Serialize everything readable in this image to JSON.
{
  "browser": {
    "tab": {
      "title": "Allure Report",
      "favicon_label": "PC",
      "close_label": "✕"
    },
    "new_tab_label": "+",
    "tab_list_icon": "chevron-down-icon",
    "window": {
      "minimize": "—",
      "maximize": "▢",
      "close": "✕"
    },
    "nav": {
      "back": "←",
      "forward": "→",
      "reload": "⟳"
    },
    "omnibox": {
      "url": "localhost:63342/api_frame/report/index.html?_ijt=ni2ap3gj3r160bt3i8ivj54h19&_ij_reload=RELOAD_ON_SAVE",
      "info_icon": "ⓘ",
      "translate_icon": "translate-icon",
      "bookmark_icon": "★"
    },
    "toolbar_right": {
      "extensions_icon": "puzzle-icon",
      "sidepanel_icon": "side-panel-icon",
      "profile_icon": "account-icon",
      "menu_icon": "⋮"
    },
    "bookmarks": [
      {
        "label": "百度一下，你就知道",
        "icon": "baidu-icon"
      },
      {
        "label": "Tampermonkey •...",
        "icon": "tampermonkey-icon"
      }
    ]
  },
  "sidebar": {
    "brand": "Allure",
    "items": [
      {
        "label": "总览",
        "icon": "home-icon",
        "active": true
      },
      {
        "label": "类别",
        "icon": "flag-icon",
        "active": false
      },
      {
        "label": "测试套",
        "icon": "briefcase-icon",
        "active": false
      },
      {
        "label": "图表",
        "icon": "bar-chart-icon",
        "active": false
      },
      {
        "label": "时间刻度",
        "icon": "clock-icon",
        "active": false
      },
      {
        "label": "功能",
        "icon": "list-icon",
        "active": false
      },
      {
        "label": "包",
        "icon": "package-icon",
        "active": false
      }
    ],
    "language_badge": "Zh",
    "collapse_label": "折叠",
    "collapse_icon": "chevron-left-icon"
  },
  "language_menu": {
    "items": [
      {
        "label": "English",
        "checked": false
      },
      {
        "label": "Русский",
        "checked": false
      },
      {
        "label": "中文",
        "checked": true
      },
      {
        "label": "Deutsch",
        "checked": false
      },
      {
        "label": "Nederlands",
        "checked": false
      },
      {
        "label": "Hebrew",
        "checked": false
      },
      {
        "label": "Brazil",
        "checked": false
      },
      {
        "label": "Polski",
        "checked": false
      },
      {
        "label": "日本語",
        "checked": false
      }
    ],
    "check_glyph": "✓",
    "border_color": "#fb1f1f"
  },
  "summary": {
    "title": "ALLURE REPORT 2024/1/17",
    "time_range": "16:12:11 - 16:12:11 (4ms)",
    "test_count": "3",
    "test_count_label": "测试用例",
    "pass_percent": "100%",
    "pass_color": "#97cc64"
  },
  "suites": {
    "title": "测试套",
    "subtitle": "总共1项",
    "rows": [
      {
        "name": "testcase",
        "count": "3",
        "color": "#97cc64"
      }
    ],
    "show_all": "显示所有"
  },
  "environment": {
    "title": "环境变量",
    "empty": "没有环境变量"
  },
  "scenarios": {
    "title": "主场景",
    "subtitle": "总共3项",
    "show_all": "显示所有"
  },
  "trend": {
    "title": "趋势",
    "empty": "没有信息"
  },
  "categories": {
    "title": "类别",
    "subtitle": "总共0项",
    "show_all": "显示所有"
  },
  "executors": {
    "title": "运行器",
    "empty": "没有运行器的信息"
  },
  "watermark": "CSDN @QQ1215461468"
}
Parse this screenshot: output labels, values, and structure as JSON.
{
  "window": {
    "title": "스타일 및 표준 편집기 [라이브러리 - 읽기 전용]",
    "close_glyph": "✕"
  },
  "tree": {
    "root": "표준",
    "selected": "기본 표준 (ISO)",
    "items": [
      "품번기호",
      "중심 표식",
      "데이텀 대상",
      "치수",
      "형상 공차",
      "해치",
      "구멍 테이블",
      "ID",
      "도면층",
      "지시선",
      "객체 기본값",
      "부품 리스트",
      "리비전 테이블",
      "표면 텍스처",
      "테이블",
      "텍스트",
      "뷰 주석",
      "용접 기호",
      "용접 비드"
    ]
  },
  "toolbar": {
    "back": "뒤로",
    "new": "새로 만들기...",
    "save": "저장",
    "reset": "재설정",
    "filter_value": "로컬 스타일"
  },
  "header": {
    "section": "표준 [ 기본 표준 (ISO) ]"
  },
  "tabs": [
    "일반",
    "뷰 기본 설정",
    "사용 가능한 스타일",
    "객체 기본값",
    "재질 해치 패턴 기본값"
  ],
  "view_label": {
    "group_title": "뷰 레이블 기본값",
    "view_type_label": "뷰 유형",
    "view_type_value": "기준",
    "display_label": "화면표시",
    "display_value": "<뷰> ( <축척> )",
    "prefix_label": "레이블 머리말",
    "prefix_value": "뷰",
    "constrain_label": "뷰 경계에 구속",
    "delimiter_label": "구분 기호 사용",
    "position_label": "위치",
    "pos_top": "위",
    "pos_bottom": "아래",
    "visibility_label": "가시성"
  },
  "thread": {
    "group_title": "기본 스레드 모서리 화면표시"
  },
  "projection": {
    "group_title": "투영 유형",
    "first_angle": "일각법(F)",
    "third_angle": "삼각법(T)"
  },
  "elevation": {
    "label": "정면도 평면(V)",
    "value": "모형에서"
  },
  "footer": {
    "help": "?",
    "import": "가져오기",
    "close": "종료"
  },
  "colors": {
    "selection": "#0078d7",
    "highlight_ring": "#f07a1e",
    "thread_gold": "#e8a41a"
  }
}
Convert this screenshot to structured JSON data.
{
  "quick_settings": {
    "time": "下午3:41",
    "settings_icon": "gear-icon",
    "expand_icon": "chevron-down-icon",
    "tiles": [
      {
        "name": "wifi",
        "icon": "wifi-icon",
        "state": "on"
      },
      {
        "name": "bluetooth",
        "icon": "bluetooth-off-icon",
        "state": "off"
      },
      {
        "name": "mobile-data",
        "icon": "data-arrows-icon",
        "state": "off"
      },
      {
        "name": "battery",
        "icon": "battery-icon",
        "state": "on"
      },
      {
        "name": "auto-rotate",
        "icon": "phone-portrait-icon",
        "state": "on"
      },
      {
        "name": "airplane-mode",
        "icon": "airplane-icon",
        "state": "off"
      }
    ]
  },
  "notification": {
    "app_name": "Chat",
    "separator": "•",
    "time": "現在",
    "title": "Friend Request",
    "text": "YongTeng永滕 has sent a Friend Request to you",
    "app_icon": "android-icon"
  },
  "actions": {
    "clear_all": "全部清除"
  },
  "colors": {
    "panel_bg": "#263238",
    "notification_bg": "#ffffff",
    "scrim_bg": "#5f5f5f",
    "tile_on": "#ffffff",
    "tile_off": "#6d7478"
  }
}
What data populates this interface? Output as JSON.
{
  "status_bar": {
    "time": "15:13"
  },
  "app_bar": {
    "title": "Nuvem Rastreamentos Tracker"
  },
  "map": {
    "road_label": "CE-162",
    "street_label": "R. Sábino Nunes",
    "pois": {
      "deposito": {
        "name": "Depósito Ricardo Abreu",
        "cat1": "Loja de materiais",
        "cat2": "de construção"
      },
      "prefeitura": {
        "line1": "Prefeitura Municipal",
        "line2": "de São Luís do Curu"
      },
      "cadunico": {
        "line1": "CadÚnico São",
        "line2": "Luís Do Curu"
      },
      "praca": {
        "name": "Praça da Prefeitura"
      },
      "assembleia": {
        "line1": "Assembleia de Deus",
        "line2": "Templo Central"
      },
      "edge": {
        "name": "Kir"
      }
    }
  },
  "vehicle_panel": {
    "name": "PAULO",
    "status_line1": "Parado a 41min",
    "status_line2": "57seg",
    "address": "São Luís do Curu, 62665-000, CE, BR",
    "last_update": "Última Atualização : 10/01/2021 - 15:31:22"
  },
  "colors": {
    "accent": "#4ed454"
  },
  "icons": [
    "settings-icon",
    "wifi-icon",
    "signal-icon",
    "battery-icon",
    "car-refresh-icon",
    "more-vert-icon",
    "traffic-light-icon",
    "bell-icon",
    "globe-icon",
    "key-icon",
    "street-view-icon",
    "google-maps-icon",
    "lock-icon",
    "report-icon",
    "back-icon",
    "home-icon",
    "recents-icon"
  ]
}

> _Given exercise_
Above are the records; copy every line in them that holds the word "data".

> _Full response_
Convert this screenshot to structured JSON data.
        "name": "mobile-data",
        "icon": "data-arrows-icon",
What data populates this interface? Output as JSON.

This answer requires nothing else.